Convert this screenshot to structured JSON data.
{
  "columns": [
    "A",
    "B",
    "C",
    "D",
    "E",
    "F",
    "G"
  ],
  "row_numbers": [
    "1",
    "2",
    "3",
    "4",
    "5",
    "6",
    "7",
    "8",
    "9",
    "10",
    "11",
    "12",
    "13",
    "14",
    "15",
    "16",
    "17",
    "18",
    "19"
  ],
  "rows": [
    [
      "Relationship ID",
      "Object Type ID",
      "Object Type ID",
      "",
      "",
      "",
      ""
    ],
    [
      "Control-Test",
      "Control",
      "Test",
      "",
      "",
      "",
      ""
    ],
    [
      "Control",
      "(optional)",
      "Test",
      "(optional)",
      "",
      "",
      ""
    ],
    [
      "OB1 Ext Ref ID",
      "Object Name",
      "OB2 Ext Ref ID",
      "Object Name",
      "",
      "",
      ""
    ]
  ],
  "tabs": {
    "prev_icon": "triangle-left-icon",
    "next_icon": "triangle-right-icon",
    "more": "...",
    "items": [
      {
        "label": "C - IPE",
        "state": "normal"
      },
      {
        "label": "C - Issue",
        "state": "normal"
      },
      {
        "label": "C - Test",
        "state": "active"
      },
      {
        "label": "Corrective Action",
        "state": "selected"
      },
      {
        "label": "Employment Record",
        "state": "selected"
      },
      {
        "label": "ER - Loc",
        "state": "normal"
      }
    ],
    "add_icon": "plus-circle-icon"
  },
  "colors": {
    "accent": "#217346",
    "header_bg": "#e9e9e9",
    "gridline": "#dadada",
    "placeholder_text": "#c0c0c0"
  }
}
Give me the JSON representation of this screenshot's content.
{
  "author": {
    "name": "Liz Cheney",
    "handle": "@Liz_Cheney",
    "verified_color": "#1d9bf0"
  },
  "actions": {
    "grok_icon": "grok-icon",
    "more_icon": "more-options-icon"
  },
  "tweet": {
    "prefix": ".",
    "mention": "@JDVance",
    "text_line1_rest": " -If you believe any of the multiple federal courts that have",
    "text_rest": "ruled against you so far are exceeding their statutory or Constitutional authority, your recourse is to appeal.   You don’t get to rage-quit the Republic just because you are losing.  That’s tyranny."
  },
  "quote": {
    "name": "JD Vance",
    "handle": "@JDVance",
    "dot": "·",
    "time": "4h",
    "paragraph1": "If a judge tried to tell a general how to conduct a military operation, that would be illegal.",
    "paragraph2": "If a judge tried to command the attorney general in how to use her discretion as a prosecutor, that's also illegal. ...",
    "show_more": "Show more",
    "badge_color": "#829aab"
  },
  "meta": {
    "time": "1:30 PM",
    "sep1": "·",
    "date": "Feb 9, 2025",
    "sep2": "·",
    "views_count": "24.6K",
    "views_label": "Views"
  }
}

━━━

**What is being asked**
Restate every line of the data word for word.

**Full output**
Convert this screenshot to structured JSON data.
{
  "columns": [
    "A",
    "B",
    "C",
    "D",
    "E",
    "F",
    "G"
  ],
  "row_numbers": [
    "1",
    "2",
    "3",
    "4",
    "5",
    "6",
    "7",
    "8",
    "9",
    "10",
    "11",
    "12",
    "13",
    "14",
    "15",
    "16",
    "17",
    "18",
    "19"
  ],
  "rows": [
    [
      "Relationship ID",
      "Object Type ID",
      "Object Type ID",
      "",
      "",
      "",
      ""
    ],
    [
      "Control-Test",
      "Control",
      "Test",
      "",
      "",
      "",
      ""
    ],
    [
      "Control",
      "(optional)",
      "Test",
      "(optional)",
      "",
      "",
      ""
    ],
    [
      "OB1 Ext Ref ID",
      "Object Name",
      "OB2 Ext Ref ID",
      "Object Name",
      "",
      "",
      ""
    ]
  ],
  "tabs": {
    "prev_icon": "triangle-left-icon",
    "next_icon": "triangle-right-icon",
    "more": "...",
    "items": [
      {
        "label": "C - IPE",
        "state": "normal"
      },
      {
        "label": "C - Issue",
        "state": "normal"
      },
      {
        "label": "C - Test",
        "state": "active"
      },
      {
        "label": "Corrective Action",
        "state": "selected"
      },
      {
        "label": "Employment Record",
        "state": "selected"
      },
      {
        "label": "ER - Loc",
        "state": "normal"
      }
    ],
    "add_icon": "plus-circle-icon"
  },
  "colors": {
    "accent": "#217346",
    "header_bg": "#e9e9e9",
    "gridline": "#dadada",
    "placeholder_text": "#c0c0c0"
  }
}
Give me the JSON representation of this screenshot's content.
{
  "author": {
    "name": "Liz Cheney",
    "handle": "@Liz_Cheney",
    "verified_color": "#1d9bf0"
  },
  "actions": {
    "grok_icon": "grok-icon",
    "more_icon": "more-options-icon"
  },
  "tweet": {
    "prefix": ".",
    "mention": "@JDVance",
    "text_line1_rest": " -If you believe any of the multiple federal courts that have",
    "text_rest": "ruled against you so far are exceeding their statutory or Constitutional authority, your recourse is to appeal.   You don’t get to rage-quit the Republic just because you are losing.  That’s tyranny."
  },
  "quote": {
    "name": "JD Vance",
    "handle": "@JDVance",
    "dot": "·",
    "time": "4h",
    "paragraph1": "If a judge tried to tell a general how to conduct a military operation, that would be illegal.",
    "paragraph2": "If a judge tried to command the attorney general in how to use her discretion as a prosecutor, that's also illegal. ...",
    "show_more": "Show more",
    "badge_color": "#829aab"
  },
  "meta": {
    "time": "1:30 PM",
    "sep1": "·",
    "date": "Feb 9, 2025",
    "sep2": "·",
    "views_count": "24.6K",
    "views_label": "Views"
  }
}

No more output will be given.